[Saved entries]
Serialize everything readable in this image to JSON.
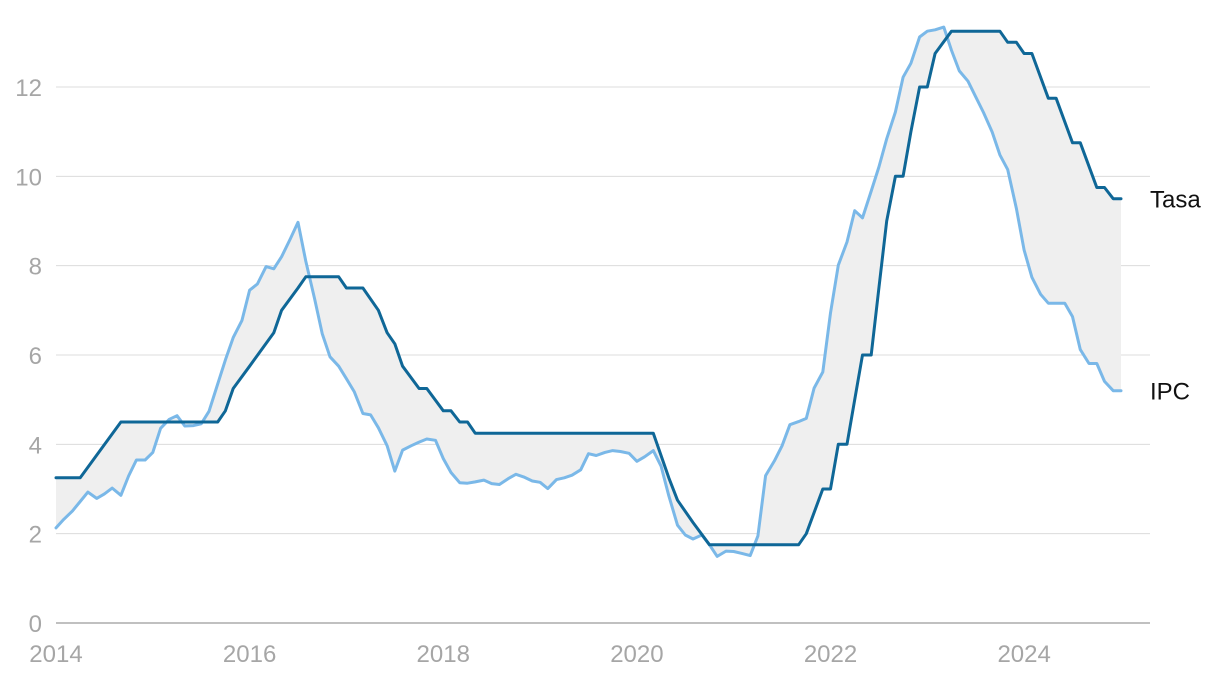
{
  "chart_data": {
    "type": "line",
    "title": "",
    "xlabel": "",
    "ylabel": "",
    "xlim": [
      2014,
      2025.3
    ],
    "ylim": [
      0,
      13.5
    ],
    "y_ticks": [
      0,
      2,
      4,
      6,
      8,
      10,
      12
    ],
    "y_tick_labels": [
      "0",
      "2",
      "4",
      "6",
      "8",
      "10",
      "12"
    ],
    "x_ticks": [
      2014,
      2016,
      2018,
      2020,
      2022,
      2024
    ],
    "x_tick_labels": [
      "2014",
      "2016",
      "2018",
      "2020",
      "2022",
      "2024"
    ],
    "grid": true,
    "legend": "direct-labels-right",
    "fill_between_series": true,
    "fill_color": "#efefef",
    "series": [
      {
        "name": "Tasa",
        "color": "#0f6797",
        "points": [
          [
            2014.0,
            3.25
          ],
          [
            2014.25,
            3.25
          ],
          [
            2014.67,
            4.5
          ],
          [
            2015.0,
            4.5
          ],
          [
            2015.5,
            4.5
          ],
          [
            2015.67,
            4.5
          ],
          [
            2015.75,
            4.75
          ],
          [
            2015.83,
            5.25
          ],
          [
            2016.0,
            5.75
          ],
          [
            2016.25,
            6.5
          ],
          [
            2016.33,
            7.0
          ],
          [
            2016.5,
            7.5
          ],
          [
            2016.58,
            7.75
          ],
          [
            2016.92,
            7.75
          ],
          [
            2017.0,
            7.5
          ],
          [
            2017.17,
            7.5
          ],
          [
            2017.33,
            7.0
          ],
          [
            2017.42,
            6.5
          ],
          [
            2017.5,
            6.25
          ],
          [
            2017.58,
            5.75
          ],
          [
            2017.75,
            5.25
          ],
          [
            2017.83,
            5.25
          ],
          [
            2018.0,
            4.75
          ],
          [
            2018.08,
            4.75
          ],
          [
            2018.17,
            4.5
          ],
          [
            2018.25,
            4.5
          ],
          [
            2018.33,
            4.25
          ],
          [
            2020.17,
            4.25
          ],
          [
            2020.33,
            3.25
          ],
          [
            2020.42,
            2.75
          ],
          [
            2020.58,
            2.25
          ],
          [
            2020.75,
            1.75
          ],
          [
            2021.67,
            1.75
          ],
          [
            2021.75,
            2.0
          ],
          [
            2021.92,
            3.0
          ],
          [
            2022.0,
            3.0
          ],
          [
            2022.08,
            4.0
          ],
          [
            2022.17,
            4.0
          ],
          [
            2022.25,
            5.0
          ],
          [
            2022.33,
            6.0
          ],
          [
            2022.42,
            6.0
          ],
          [
            2022.5,
            7.5
          ],
          [
            2022.58,
            9.0
          ],
          [
            2022.67,
            10.0
          ],
          [
            2022.75,
            10.0
          ],
          [
            2022.83,
            11.0
          ],
          [
            2022.92,
            12.0
          ],
          [
            2023.0,
            12.0
          ],
          [
            2023.08,
            12.75
          ],
          [
            2023.25,
            13.25
          ],
          [
            2023.75,
            13.25
          ],
          [
            2023.83,
            13.0
          ],
          [
            2023.92,
            13.0
          ],
          [
            2024.0,
            12.75
          ],
          [
            2024.08,
            12.75
          ],
          [
            2024.25,
            11.75
          ],
          [
            2024.33,
            11.75
          ],
          [
            2024.5,
            10.75
          ],
          [
            2024.58,
            10.75
          ],
          [
            2024.75,
            9.75
          ],
          [
            2024.83,
            9.75
          ],
          [
            2024.92,
            9.5
          ],
          [
            2025.0,
            9.5
          ]
        ]
      },
      {
        "name": "IPC",
        "color": "#7ab8e8",
        "points": [
          [
            2014.0,
            2.13
          ],
          [
            2014.08,
            2.32
          ],
          [
            2014.17,
            2.51
          ],
          [
            2014.25,
            2.72
          ],
          [
            2014.33,
            2.93
          ],
          [
            2014.42,
            2.79
          ],
          [
            2014.5,
            2.89
          ],
          [
            2014.58,
            3.02
          ],
          [
            2014.67,
            2.86
          ],
          [
            2014.75,
            3.29
          ],
          [
            2014.83,
            3.65
          ],
          [
            2014.92,
            3.65
          ],
          [
            2015.0,
            3.82
          ],
          [
            2015.08,
            4.36
          ],
          [
            2015.17,
            4.56
          ],
          [
            2015.25,
            4.64
          ],
          [
            2015.33,
            4.41
          ],
          [
            2015.42,
            4.42
          ],
          [
            2015.5,
            4.46
          ],
          [
            2015.58,
            4.74
          ],
          [
            2015.67,
            5.35
          ],
          [
            2015.75,
            5.89
          ],
          [
            2015.83,
            6.39
          ],
          [
            2015.92,
            6.77
          ],
          [
            2016.0,
            7.45
          ],
          [
            2016.08,
            7.59
          ],
          [
            2016.17,
            7.98
          ],
          [
            2016.25,
            7.93
          ],
          [
            2016.33,
            8.2
          ],
          [
            2016.42,
            8.6
          ],
          [
            2016.5,
            8.97
          ],
          [
            2016.58,
            8.1
          ],
          [
            2016.67,
            7.27
          ],
          [
            2016.75,
            6.48
          ],
          [
            2016.83,
            5.96
          ],
          [
            2016.92,
            5.75
          ],
          [
            2017.0,
            5.47
          ],
          [
            2017.08,
            5.18
          ],
          [
            2017.17,
            4.69
          ],
          [
            2017.25,
            4.66
          ],
          [
            2017.33,
            4.37
          ],
          [
            2017.42,
            3.97
          ],
          [
            2017.5,
            3.4
          ],
          [
            2017.58,
            3.87
          ],
          [
            2017.67,
            3.97
          ],
          [
            2017.75,
            4.05
          ],
          [
            2017.83,
            4.12
          ],
          [
            2017.92,
            4.09
          ],
          [
            2018.0,
            3.68
          ],
          [
            2018.08,
            3.37
          ],
          [
            2018.17,
            3.14
          ],
          [
            2018.25,
            3.13
          ],
          [
            2018.33,
            3.16
          ],
          [
            2018.42,
            3.2
          ],
          [
            2018.5,
            3.12
          ],
          [
            2018.58,
            3.1
          ],
          [
            2018.67,
            3.23
          ],
          [
            2018.75,
            3.33
          ],
          [
            2018.83,
            3.27
          ],
          [
            2018.92,
            3.18
          ],
          [
            2019.0,
            3.15
          ],
          [
            2019.08,
            3.01
          ],
          [
            2019.17,
            3.21
          ],
          [
            2019.25,
            3.25
          ],
          [
            2019.33,
            3.31
          ],
          [
            2019.42,
            3.43
          ],
          [
            2019.5,
            3.79
          ],
          [
            2019.58,
            3.75
          ],
          [
            2019.67,
            3.82
          ],
          [
            2019.75,
            3.86
          ],
          [
            2019.83,
            3.84
          ],
          [
            2019.92,
            3.8
          ],
          [
            2020.0,
            3.62
          ],
          [
            2020.08,
            3.72
          ],
          [
            2020.17,
            3.86
          ],
          [
            2020.25,
            3.51
          ],
          [
            2020.33,
            2.85
          ],
          [
            2020.42,
            2.19
          ],
          [
            2020.5,
            1.97
          ],
          [
            2020.58,
            1.88
          ],
          [
            2020.67,
            1.97
          ],
          [
            2020.75,
            1.75
          ],
          [
            2020.83,
            1.49
          ],
          [
            2020.92,
            1.61
          ],
          [
            2021.0,
            1.6
          ],
          [
            2021.08,
            1.56
          ],
          [
            2021.17,
            1.51
          ],
          [
            2021.25,
            1.95
          ],
          [
            2021.33,
            3.3
          ],
          [
            2021.42,
            3.63
          ],
          [
            2021.5,
            3.97
          ],
          [
            2021.58,
            4.44
          ],
          [
            2021.67,
            4.51
          ],
          [
            2021.75,
            4.58
          ],
          [
            2021.83,
            5.26
          ],
          [
            2021.92,
            5.62
          ],
          [
            2022.0,
            6.94
          ],
          [
            2022.08,
            8.01
          ],
          [
            2022.17,
            8.53
          ],
          [
            2022.25,
            9.23
          ],
          [
            2022.33,
            9.07
          ],
          [
            2022.42,
            9.67
          ],
          [
            2022.5,
            10.21
          ],
          [
            2022.58,
            10.84
          ],
          [
            2022.67,
            11.44
          ],
          [
            2022.75,
            12.22
          ],
          [
            2022.83,
            12.53
          ],
          [
            2022.92,
            13.12
          ],
          [
            2023.0,
            13.25
          ],
          [
            2023.08,
            13.28
          ],
          [
            2023.17,
            13.34
          ],
          [
            2023.25,
            12.82
          ],
          [
            2023.33,
            12.36
          ],
          [
            2023.42,
            12.13
          ],
          [
            2023.5,
            11.78
          ],
          [
            2023.58,
            11.43
          ],
          [
            2023.67,
            10.99
          ],
          [
            2023.75,
            10.48
          ],
          [
            2023.83,
            10.15
          ],
          [
            2023.92,
            9.28
          ],
          [
            2024.0,
            8.35
          ],
          [
            2024.08,
            7.74
          ],
          [
            2024.17,
            7.36
          ],
          [
            2024.25,
            7.16
          ],
          [
            2024.33,
            7.16
          ],
          [
            2024.42,
            7.16
          ],
          [
            2024.5,
            6.86
          ],
          [
            2024.58,
            6.12
          ],
          [
            2024.67,
            5.81
          ],
          [
            2024.75,
            5.81
          ],
          [
            2024.83,
            5.41
          ],
          [
            2024.92,
            5.2
          ],
          [
            2025.0,
            5.2
          ]
        ]
      }
    ]
  }
}
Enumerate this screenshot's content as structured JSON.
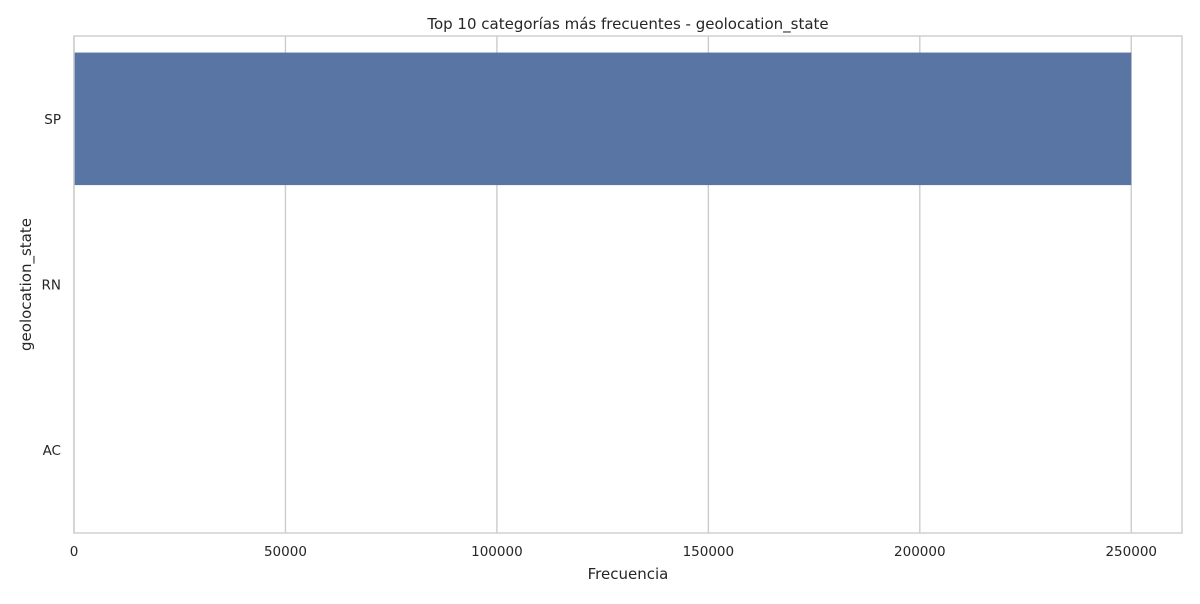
{
  "chart_data": {
    "type": "bar",
    "orientation": "horizontal",
    "title": "Top 10 categorías más frecuentes - geolocation_state",
    "xlabel": "Frecuencia",
    "ylabel": "geolocation_state",
    "categories": [
      "SP",
      "RN",
      "AC"
    ],
    "values": [
      250000,
      1,
      1
    ],
    "xlim": [
      0,
      262000
    ],
    "xticks": [
      0,
      50000,
      100000,
      150000,
      200000,
      250000
    ],
    "xtick_labels": [
      "0",
      "50000",
      "100000",
      "150000",
      "200000",
      "250000"
    ],
    "grid": true,
    "legend": "none",
    "bar_color": "#5875a4",
    "grid_color": "#cccccc",
    "spine_color": "#cccccc"
  }
}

TASK STATEMENT:
All lines from the line containing "Enumerate this screenshot's" through the end of the listing above are to be given again exactly; pictures are not part of the copy.

EXPECTED ANSWER:
Enumerate this screenshot's content as structured JSON.
{
  "chart_data": {
    "type": "bar",
    "orientation": "horizontal",
    "title": "Top 10 categorías más frecuentes - geolocation_state",
    "xlabel": "Frecuencia",
    "ylabel": "geolocation_state",
    "categories": [
      "SP",
      "RN",
      "AC"
    ],
    "values": [
      250000,
      1,
      1
    ],
    "xlim": [
      0,
      262000
    ],
    "xticks": [
      0,
      50000,
      100000,
      150000,
      200000,
      250000
    ],
    "xtick_labels": [
      "0",
      "50000",
      "100000",
      "150000",
      "200000",
      "250000"
    ],
    "grid": true,
    "legend": "none",
    "bar_color": "#5875a4",
    "grid_color": "#cccccc",
    "spine_color": "#cccccc"
  }
}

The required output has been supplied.